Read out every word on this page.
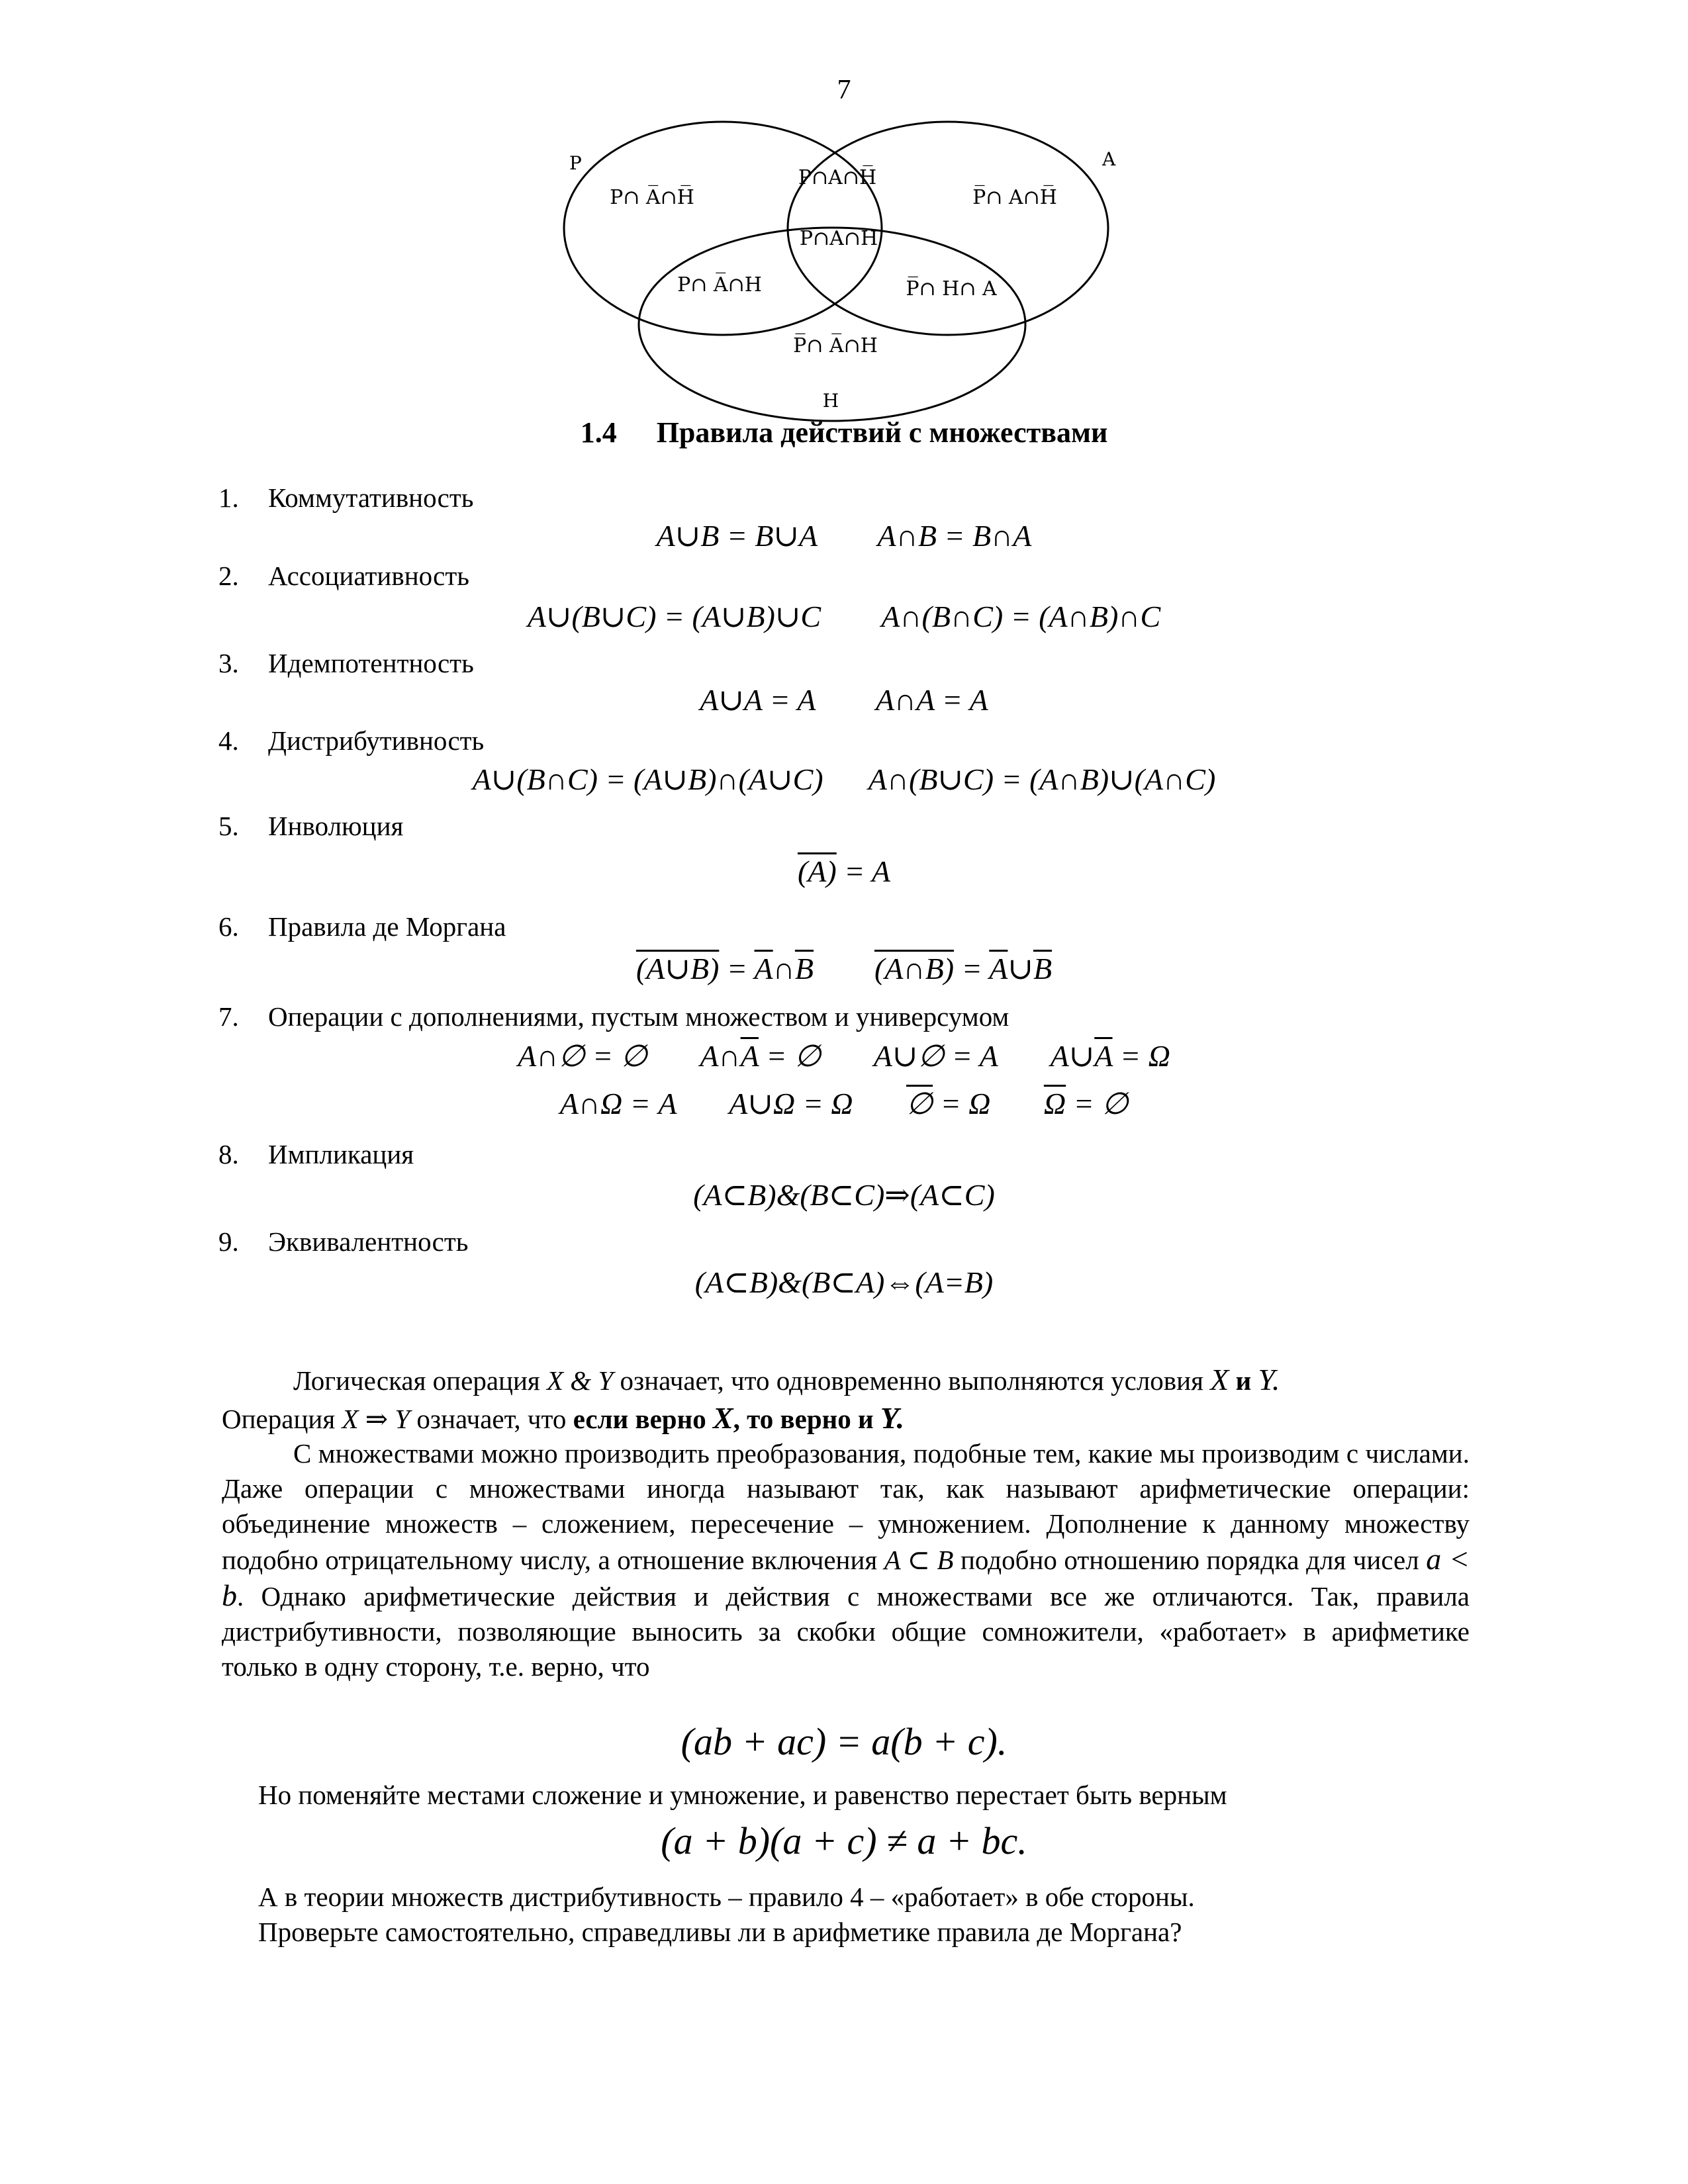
7
P	A
H
P∩ A̅∩H̅
P∩A∩H̅
P̅∩ A∩H̅
P∩A∩H
P∩ A̅∩H	P̅∩ H∩ A
P̅∩ A̅∩H
1.4 Правила действий с множествами
1. Коммутативность
A∪B = B∪A A∩B = B∩A
2. Ассоциативность
A∪(B∪C) = (A∪B)∪C A∩(B∩C) = (A∩B)∩C
3. Идемпотентность
A∪A = A A∩A = A
4. Дистрибутивность
A∪(B∩C) = (A∪B)∩(A∪C) A∩(B∪C) = (A∩B)∪(A∩C)
5. Инволюция
(A) = A
6. Правила де Моргана
(A∪B) = $\overline{A}\cap\overline{B}$ (A∩B) = $\overline{A}\cup\overline{B}$
7. Операции с дополнениями, пустым множеством и универсумом
A∩∅ = ∅ $A\cap\overline{A}$ = ∅ A∪∅ = A $A\cup\overline{A} = \Omega$
A∩Ω = A A∪Ω = Ω ∅ = Ω $\overline{\Omega}$ = ∅
8. Импликация
(A⊂B)&(B⊂C)⇒(A⊂C)
9. Эквивалентность
(A⊂B)&(B⊂A)⇔(A=B)
Логическая операция X & Y означает, что одновременно выполняются условия X и Y.
Операция X ⇒ Y означает, что если верно X, то верно и Y.
С множествами можно производить преобразования, подобные тем, какие мы производим с числами. Даже операции с множествами иногда называют так, как называют арифметические операции: объединение множеств – сложением, пересечение – умножением. Дополнение к данному множеству подобно отрицательному числу, а отношение включения A ⊂ B подобно отношению порядка для чисел a < b. Однако арифметические действия и действия с множествами все же отличаются. Так, правила дистрибутивности, позволяющие выносить за скобки общие сомножители, «работает» в арифметике только в одну сторону, т.е. верно, что
(ab + ac) = a(b + c).
Но поменяйте местами сложение и умножение, и равенство перестает быть верным
(a + b)(a + c) ≠ a + bc.
А в теории множеств дистрибутивность – правило 4 – «работает» в обе стороны.
Проверьте самостоятельно, справедливы ли в арифметике правила де Моргана?
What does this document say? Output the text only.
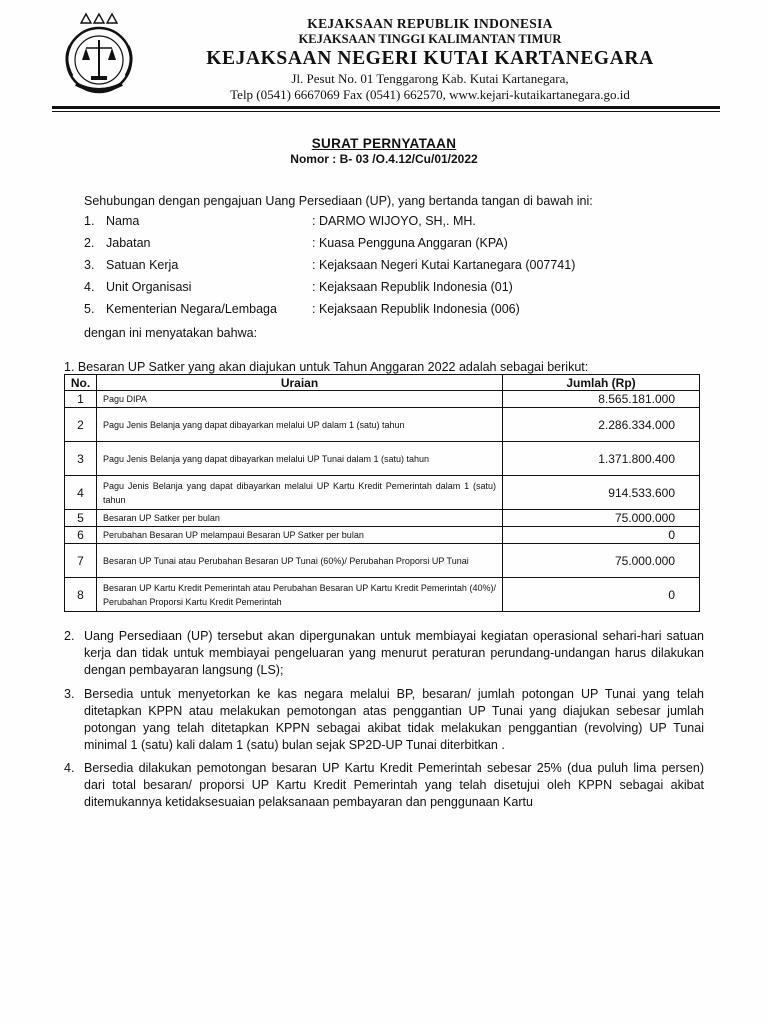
KEJAKSAAN REPUBLIK INDONESIA
KEJAKSAAN TINGGI KALIMANTAN TIMUR
KEJAKSAAN NEGERI KUTAI KARTANEGARA
Jl. Pesut No. 01 Tenggarong Kab. Kutai Kartanegara,
Telp (0541) 6667069 Fax (0541) 662570, www.kejari-kutaikartanegara.go.id
SURAT PERNYATAAN
Nomor : B- 03 /O.4.12/Cu/01/2022
Sehubungan dengan pengajuan Uang Persediaan (UP), yang bertanda tangan di bawah ini:
1. Nama	: DARMO WIJOYO, SH,. MH.
2. Jabatan	: Kuasa Pengguna Anggaran (KPA)
3. Satuan Kerja	: Kejaksaan Negeri Kutai Kartanegara (007741)
4. Unit Organisasi	: Kejaksaan Republik Indonesia (01)
5. Kementerian Negara/Lembaga	: Kejaksaan Republik Indonesia (006)
dengan ini menyatakan bahwa:
1. Besaran UP Satker yang akan diajukan untuk Tahun Anggaran 2022 adalah sebagai berikut:
No.	Uraian	Jumlah (Rp)
1	Pagu DIPA	8.565.181.000
2	Pagu Jenis Belanja yang dapat dibayarkan melalui UP dalam 1 (satu) tahun	2.286.334.000
3	Pagu Jenis Belanja yang dapat dibayarkan melalui UP Tunai dalam 1 (satu) tahun	1.371.800.400
4	Pagu Jenis Belanja yang dapat dibayarkan melalui UP Kartu Kredit Pemerintah dalam 1 (satu) tahun	914.533.600
5	Besaran UP Satker per bulan	75.000.000
6	Perubahan Besaran UP melampaui Besaran UP Satker per bulan	0
7	Besaran UP Tunai atau Perubahan Besaran UP Tunai (60%)/ Perubahan Proporsi UP Tunai	75.000.000
8	Besaran UP Kartu Kredit Pemerintah atau Perubahan Besaran UP Kartu Kredit Pemerintah (40%)/ Perubahan Proporsi Kartu Kredit Pemerintah	0
2. Uang Persediaan (UP) tersebut akan dipergunakan untuk membiayai kegiatan operasional sehari-hari satuan kerja dan tidak untuk membiayai pengeluaran yang menurut peraturan perundang-undangan harus dilakukan dengan pembayaran langsung (LS);
3. Bersedia untuk menyetorkan ke kas negara melalui BP, besaran/ jumlah potongan UP Tunai yang telah ditetapkan KPPN atau melakukan pemotongan atas penggantian UP Tunai yang diajukan sebesar jumlah potongan yang telah ditetapkan KPPN sebagai akibat tidak melakukan penggantian (revolving) UP Tunai minimal 1 (satu) kali dalam 1 (satu) bulan sejak SP2D-UP Tunai diterbitkan .
4. Bersedia dilakukan pemotongan besaran UP Kartu Kredit Pemerintah sebesar 25% (dua puluh lima persen) dari total besaran/ proporsi UP Kartu Kredit Pemerintah yang telah disetujui oleh KPPN sebagai akibat ditemukannya ketidaksesuaian pelaksanaan pembayaran dan penggunaan Kartu
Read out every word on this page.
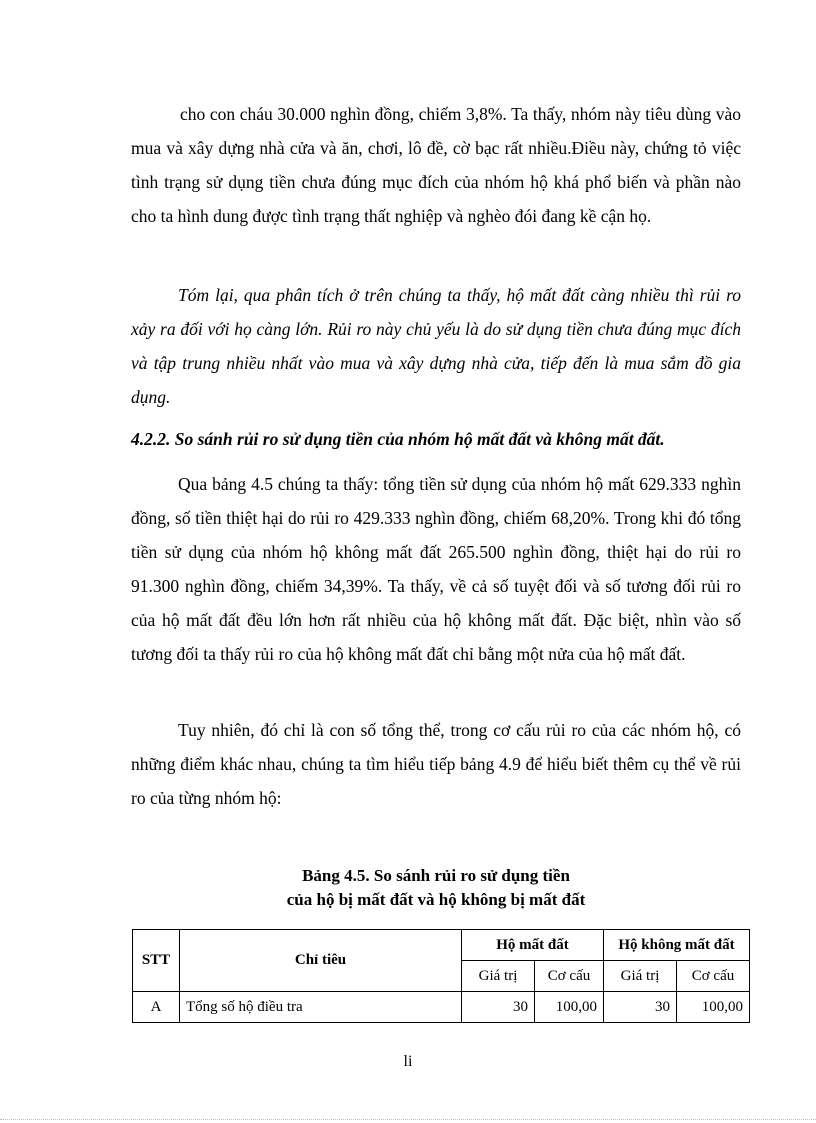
cho con cháu 30.000 nghìn đồng, chiếm 3,8%. Ta thấy, nhóm này tiêu dùng vào mua và xây dựng nhà cửa và ăn, chơi, lô đề, cờ bạc rất nhiều.Điều này, chứng tỏ việc tình trạng sử dụng tiền chưa đúng mục đích của nhóm hộ khá phổ biến và phần nào cho ta hình dung được tình trạng thất nghiệp và nghèo đói đang kề cận họ.

Tóm lại, qua phân tích ở trên chúng ta thấy, hộ mất đất càng nhiều thì rủi ro xảy ra đối với họ càng lớn. Rủi ro này chủ yếu là do sử dụng tiền chưa đúng mục đích và tập trung nhiều nhất vào mua và xây dựng nhà cửa, tiếp đến là mua sắm đồ gia dụng.

4.2.2. So sánh rủi ro sử dụng tiền của nhóm hộ mất đất và không mất đất.

Qua bảng 4.5 chúng ta thấy: tổng tiền sử dụng của nhóm hộ mất 629.333 nghìn đồng, số tiền thiệt hại do rủi ro 429.333 nghìn đồng, chiếm 68,20%. Trong khi đó tổng tiền sử dụng của nhóm hộ không mất đất 265.500 nghìn đồng, thiệt hại do rủi ro 91.300 nghìn đồng, chiếm 34,39%. Ta thấy, về cả số tuyệt đối và số tương đối rủi ro của hộ mất đất đều lớn hơn rất nhiều của hộ không mất đất. Đặc biệt, nhìn vào số tương đối ta thấy rủi ro của hộ không mất đất chỉ bằng một nửa của hộ mất đất.

Tuy nhiên, đó chỉ là con số tổng thể, trong cơ cấu rủi ro của các nhóm hộ, có những điểm khác nhau, chúng ta tìm hiểu tiếp bảng 4.9 để hiểu biết thêm cụ thể về rủi ro của từng nhóm hộ:

Bảng 4.5. So sánh rủi ro sử dụng tiền
của hộ bị mất đất và hộ không bị mất đất
STT	Chỉ tiêu	Hộ mất đất		Hộ không mất đất	
		Giá trị	Cơ cấu	Giá trị	Cơ cấu
A	Tổng số hộ điều tra	30	100,00	30	100,00
li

• [WHAT YOU SHOULD DO] Write down every line of the data above that includes the string "Моргана".

• [ANSWER TO THE EXERCISE]
6. Правила де Моргана
Проверьте самостоятельно, справедливы ли в арифметике правила де Моргана?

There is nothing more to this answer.